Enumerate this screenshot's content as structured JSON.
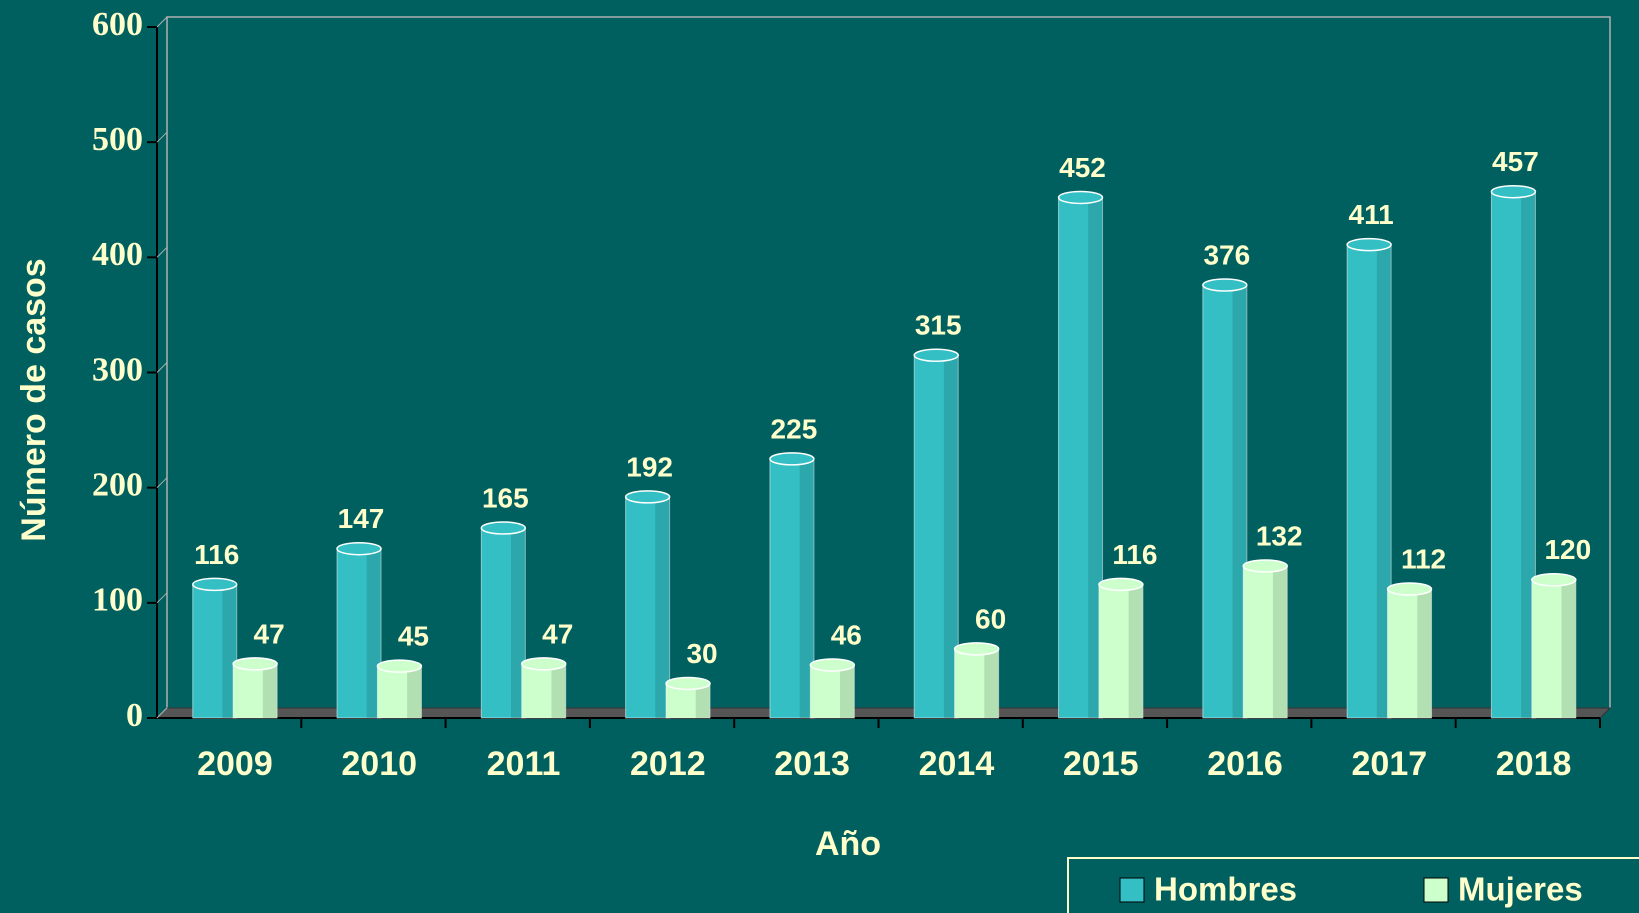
{
  "chart_data": {
    "type": "bar",
    "x_label": "Año",
    "y_label": "Número de casos",
    "categories": [
      "2009",
      "2010",
      "2011",
      "2012",
      "2013",
      "2014",
      "2015",
      "2016",
      "2017",
      "2018"
    ],
    "series": [
      {
        "name": "Hombres",
        "color": "#33BFC4",
        "values": [
          116,
          147,
          165,
          192,
          225,
          315,
          452,
          376,
          411,
          457
        ]
      },
      {
        "name": "Mujeres",
        "color": "#CCFFCC",
        "values": [
          47,
          45,
          47,
          30,
          46,
          60,
          116,
          132,
          112,
          120
        ]
      }
    ],
    "ylim": [
      0,
      600
    ],
    "yticks": [
      0,
      100,
      200,
      300,
      400,
      500,
      600
    ],
    "legend": "bottom-right"
  }
}
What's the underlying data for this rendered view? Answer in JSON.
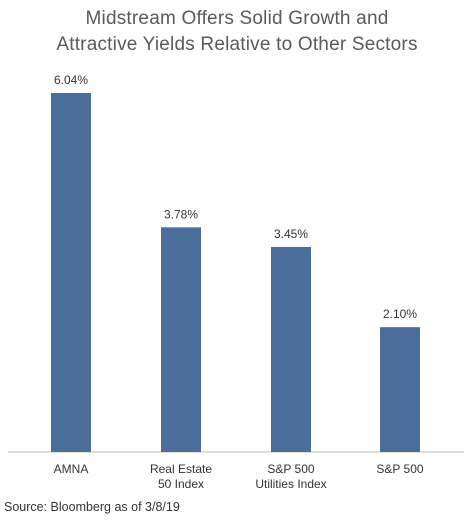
{
  "chart_data": {
    "type": "bar",
    "title": [
      "Midstream Offers Solid Growth and",
      "Attractive Yields Relative to Other Sectors"
    ],
    "categories": [
      [
        "AMNA"
      ],
      [
        "Real Estate",
        "50 Index"
      ],
      [
        "S&P 500",
        "Utilities Index"
      ],
      [
        "S&P 500"
      ]
    ],
    "values": [
      6.04,
      3.78,
      3.45,
      2.1
    ],
    "data_labels": [
      "6.04%",
      "3.78%",
      "3.45%",
      "2.10%"
    ],
    "unit": "%",
    "ylim": [
      0,
      6.04
    ],
    "bar_color": "#4a6d9c",
    "axis_color": "#bfbfbf",
    "grid": false,
    "legend": "none"
  },
  "source": "Source: Bloomberg as of 3/8/19"
}
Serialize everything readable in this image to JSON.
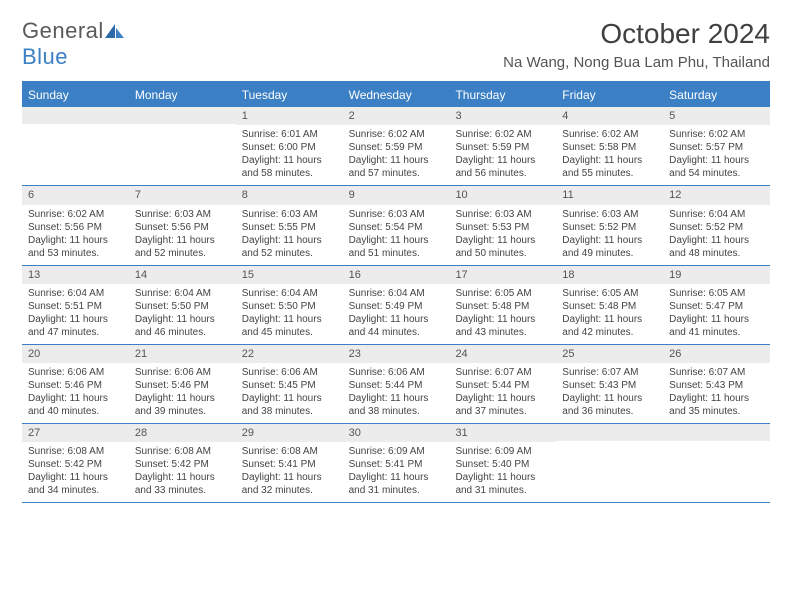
{
  "logo": {
    "word1": "General",
    "word2": "Blue"
  },
  "title": "October 2024",
  "location": "Na Wang, Nong Bua Lam Phu, Thailand",
  "colors": {
    "accent": "#3b7fc4",
    "header_bg": "#3b7fc4",
    "daynum_bg": "#ececec"
  },
  "day_headers": [
    "Sunday",
    "Monday",
    "Tuesday",
    "Wednesday",
    "Thursday",
    "Friday",
    "Saturday"
  ],
  "weeks": [
    [
      {
        "n": "",
        "sr": "",
        "ss": "",
        "dl": ""
      },
      {
        "n": "",
        "sr": "",
        "ss": "",
        "dl": ""
      },
      {
        "n": "1",
        "sr": "Sunrise: 6:01 AM",
        "ss": "Sunset: 6:00 PM",
        "dl": "Daylight: 11 hours and 58 minutes."
      },
      {
        "n": "2",
        "sr": "Sunrise: 6:02 AM",
        "ss": "Sunset: 5:59 PM",
        "dl": "Daylight: 11 hours and 57 minutes."
      },
      {
        "n": "3",
        "sr": "Sunrise: 6:02 AM",
        "ss": "Sunset: 5:59 PM",
        "dl": "Daylight: 11 hours and 56 minutes."
      },
      {
        "n": "4",
        "sr": "Sunrise: 6:02 AM",
        "ss": "Sunset: 5:58 PM",
        "dl": "Daylight: 11 hours and 55 minutes."
      },
      {
        "n": "5",
        "sr": "Sunrise: 6:02 AM",
        "ss": "Sunset: 5:57 PM",
        "dl": "Daylight: 11 hours and 54 minutes."
      }
    ],
    [
      {
        "n": "6",
        "sr": "Sunrise: 6:02 AM",
        "ss": "Sunset: 5:56 PM",
        "dl": "Daylight: 11 hours and 53 minutes."
      },
      {
        "n": "7",
        "sr": "Sunrise: 6:03 AM",
        "ss": "Sunset: 5:56 PM",
        "dl": "Daylight: 11 hours and 52 minutes."
      },
      {
        "n": "8",
        "sr": "Sunrise: 6:03 AM",
        "ss": "Sunset: 5:55 PM",
        "dl": "Daylight: 11 hours and 52 minutes."
      },
      {
        "n": "9",
        "sr": "Sunrise: 6:03 AM",
        "ss": "Sunset: 5:54 PM",
        "dl": "Daylight: 11 hours and 51 minutes."
      },
      {
        "n": "10",
        "sr": "Sunrise: 6:03 AM",
        "ss": "Sunset: 5:53 PM",
        "dl": "Daylight: 11 hours and 50 minutes."
      },
      {
        "n": "11",
        "sr": "Sunrise: 6:03 AM",
        "ss": "Sunset: 5:52 PM",
        "dl": "Daylight: 11 hours and 49 minutes."
      },
      {
        "n": "12",
        "sr": "Sunrise: 6:04 AM",
        "ss": "Sunset: 5:52 PM",
        "dl": "Daylight: 11 hours and 48 minutes."
      }
    ],
    [
      {
        "n": "13",
        "sr": "Sunrise: 6:04 AM",
        "ss": "Sunset: 5:51 PM",
        "dl": "Daylight: 11 hours and 47 minutes."
      },
      {
        "n": "14",
        "sr": "Sunrise: 6:04 AM",
        "ss": "Sunset: 5:50 PM",
        "dl": "Daylight: 11 hours and 46 minutes."
      },
      {
        "n": "15",
        "sr": "Sunrise: 6:04 AM",
        "ss": "Sunset: 5:50 PM",
        "dl": "Daylight: 11 hours and 45 minutes."
      },
      {
        "n": "16",
        "sr": "Sunrise: 6:04 AM",
        "ss": "Sunset: 5:49 PM",
        "dl": "Daylight: 11 hours and 44 minutes."
      },
      {
        "n": "17",
        "sr": "Sunrise: 6:05 AM",
        "ss": "Sunset: 5:48 PM",
        "dl": "Daylight: 11 hours and 43 minutes."
      },
      {
        "n": "18",
        "sr": "Sunrise: 6:05 AM",
        "ss": "Sunset: 5:48 PM",
        "dl": "Daylight: 11 hours and 42 minutes."
      },
      {
        "n": "19",
        "sr": "Sunrise: 6:05 AM",
        "ss": "Sunset: 5:47 PM",
        "dl": "Daylight: 11 hours and 41 minutes."
      }
    ],
    [
      {
        "n": "20",
        "sr": "Sunrise: 6:06 AM",
        "ss": "Sunset: 5:46 PM",
        "dl": "Daylight: 11 hours and 40 minutes."
      },
      {
        "n": "21",
        "sr": "Sunrise: 6:06 AM",
        "ss": "Sunset: 5:46 PM",
        "dl": "Daylight: 11 hours and 39 minutes."
      },
      {
        "n": "22",
        "sr": "Sunrise: 6:06 AM",
        "ss": "Sunset: 5:45 PM",
        "dl": "Daylight: 11 hours and 38 minutes."
      },
      {
        "n": "23",
        "sr": "Sunrise: 6:06 AM",
        "ss": "Sunset: 5:44 PM",
        "dl": "Daylight: 11 hours and 38 minutes."
      },
      {
        "n": "24",
        "sr": "Sunrise: 6:07 AM",
        "ss": "Sunset: 5:44 PM",
        "dl": "Daylight: 11 hours and 37 minutes."
      },
      {
        "n": "25",
        "sr": "Sunrise: 6:07 AM",
        "ss": "Sunset: 5:43 PM",
        "dl": "Daylight: 11 hours and 36 minutes."
      },
      {
        "n": "26",
        "sr": "Sunrise: 6:07 AM",
        "ss": "Sunset: 5:43 PM",
        "dl": "Daylight: 11 hours and 35 minutes."
      }
    ],
    [
      {
        "n": "27",
        "sr": "Sunrise: 6:08 AM",
        "ss": "Sunset: 5:42 PM",
        "dl": "Daylight: 11 hours and 34 minutes."
      },
      {
        "n": "28",
        "sr": "Sunrise: 6:08 AM",
        "ss": "Sunset: 5:42 PM",
        "dl": "Daylight: 11 hours and 33 minutes."
      },
      {
        "n": "29",
        "sr": "Sunrise: 6:08 AM",
        "ss": "Sunset: 5:41 PM",
        "dl": "Daylight: 11 hours and 32 minutes."
      },
      {
        "n": "30",
        "sr": "Sunrise: 6:09 AM",
        "ss": "Sunset: 5:41 PM",
        "dl": "Daylight: 11 hours and 31 minutes."
      },
      {
        "n": "31",
        "sr": "Sunrise: 6:09 AM",
        "ss": "Sunset: 5:40 PM",
        "dl": "Daylight: 11 hours and 31 minutes."
      },
      {
        "n": "",
        "sr": "",
        "ss": "",
        "dl": ""
      },
      {
        "n": "",
        "sr": "",
        "ss": "",
        "dl": ""
      }
    ]
  ]
}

□ □ □ □ □ □ □

**Task directions**
List each line of the entries that holds the string "JSON".

**Complete output**
Enumerate this screenshot's content as structured JSON.
What's the underlying data for this rendered view? Answer in JSON.
Serialize everything readable in this image to JSON.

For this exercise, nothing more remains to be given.